• **Request**
Check every line of the material below for "SHENZHEN". Give the number of lines that have it, and only that.
------ Task inputs
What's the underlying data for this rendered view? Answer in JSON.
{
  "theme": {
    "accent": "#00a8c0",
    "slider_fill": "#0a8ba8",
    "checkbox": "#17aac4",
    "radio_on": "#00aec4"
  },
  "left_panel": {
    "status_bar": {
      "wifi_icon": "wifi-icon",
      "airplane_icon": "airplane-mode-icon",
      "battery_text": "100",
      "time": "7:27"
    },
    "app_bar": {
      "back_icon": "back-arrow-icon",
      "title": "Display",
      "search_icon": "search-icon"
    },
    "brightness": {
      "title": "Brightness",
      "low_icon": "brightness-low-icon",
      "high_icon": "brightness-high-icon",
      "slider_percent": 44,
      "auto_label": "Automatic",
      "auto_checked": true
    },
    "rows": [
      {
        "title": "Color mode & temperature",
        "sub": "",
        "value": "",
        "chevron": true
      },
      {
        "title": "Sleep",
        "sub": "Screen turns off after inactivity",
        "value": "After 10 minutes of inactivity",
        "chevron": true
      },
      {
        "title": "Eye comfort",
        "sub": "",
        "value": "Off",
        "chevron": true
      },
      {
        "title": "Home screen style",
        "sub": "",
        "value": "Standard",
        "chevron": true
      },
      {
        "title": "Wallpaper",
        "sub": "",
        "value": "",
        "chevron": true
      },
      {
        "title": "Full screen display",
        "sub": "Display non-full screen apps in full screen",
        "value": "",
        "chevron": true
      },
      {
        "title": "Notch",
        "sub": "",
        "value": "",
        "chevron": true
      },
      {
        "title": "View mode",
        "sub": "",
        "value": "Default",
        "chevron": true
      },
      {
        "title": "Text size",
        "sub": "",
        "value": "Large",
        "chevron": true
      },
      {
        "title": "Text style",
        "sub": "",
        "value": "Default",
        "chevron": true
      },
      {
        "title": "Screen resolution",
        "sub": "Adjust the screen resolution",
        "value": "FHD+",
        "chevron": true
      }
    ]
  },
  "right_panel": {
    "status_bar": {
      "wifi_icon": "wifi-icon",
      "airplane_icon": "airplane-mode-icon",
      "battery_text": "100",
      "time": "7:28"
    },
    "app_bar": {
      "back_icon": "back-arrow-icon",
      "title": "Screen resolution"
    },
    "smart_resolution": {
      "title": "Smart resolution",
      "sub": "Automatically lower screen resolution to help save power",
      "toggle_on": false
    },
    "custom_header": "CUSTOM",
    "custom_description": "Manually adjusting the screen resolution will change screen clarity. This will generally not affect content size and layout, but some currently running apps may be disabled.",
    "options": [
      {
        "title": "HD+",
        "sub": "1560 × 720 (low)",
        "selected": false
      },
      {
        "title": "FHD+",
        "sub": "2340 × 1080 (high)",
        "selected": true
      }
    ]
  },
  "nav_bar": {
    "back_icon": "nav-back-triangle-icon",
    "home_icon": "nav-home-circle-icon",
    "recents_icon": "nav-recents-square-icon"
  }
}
------------
------ Task inputs
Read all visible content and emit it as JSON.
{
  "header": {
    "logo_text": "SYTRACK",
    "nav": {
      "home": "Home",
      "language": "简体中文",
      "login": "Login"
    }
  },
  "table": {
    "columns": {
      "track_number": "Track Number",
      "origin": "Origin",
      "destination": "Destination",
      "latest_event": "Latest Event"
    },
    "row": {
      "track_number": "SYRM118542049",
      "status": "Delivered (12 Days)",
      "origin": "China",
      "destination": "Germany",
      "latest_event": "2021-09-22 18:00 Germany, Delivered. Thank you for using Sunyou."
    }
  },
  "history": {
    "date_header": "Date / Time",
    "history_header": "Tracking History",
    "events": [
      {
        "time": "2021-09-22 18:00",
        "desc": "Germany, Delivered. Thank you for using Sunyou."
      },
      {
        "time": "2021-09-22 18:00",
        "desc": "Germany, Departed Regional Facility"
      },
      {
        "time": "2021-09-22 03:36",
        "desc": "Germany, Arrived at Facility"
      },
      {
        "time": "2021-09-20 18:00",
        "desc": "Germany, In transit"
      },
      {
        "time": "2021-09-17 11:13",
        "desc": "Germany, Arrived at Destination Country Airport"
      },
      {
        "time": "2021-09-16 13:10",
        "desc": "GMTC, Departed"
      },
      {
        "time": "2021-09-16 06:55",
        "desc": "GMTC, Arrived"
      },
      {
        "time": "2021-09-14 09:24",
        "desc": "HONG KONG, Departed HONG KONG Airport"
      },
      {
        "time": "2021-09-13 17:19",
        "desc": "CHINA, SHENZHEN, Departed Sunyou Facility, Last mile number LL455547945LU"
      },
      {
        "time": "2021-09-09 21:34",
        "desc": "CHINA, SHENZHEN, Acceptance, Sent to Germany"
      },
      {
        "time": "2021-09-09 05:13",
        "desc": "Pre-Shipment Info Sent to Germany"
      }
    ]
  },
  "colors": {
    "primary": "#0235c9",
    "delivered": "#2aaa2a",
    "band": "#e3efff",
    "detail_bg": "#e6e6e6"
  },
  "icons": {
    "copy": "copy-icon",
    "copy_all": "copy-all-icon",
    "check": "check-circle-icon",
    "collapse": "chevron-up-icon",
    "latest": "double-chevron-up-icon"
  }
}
------------
• **The response**
2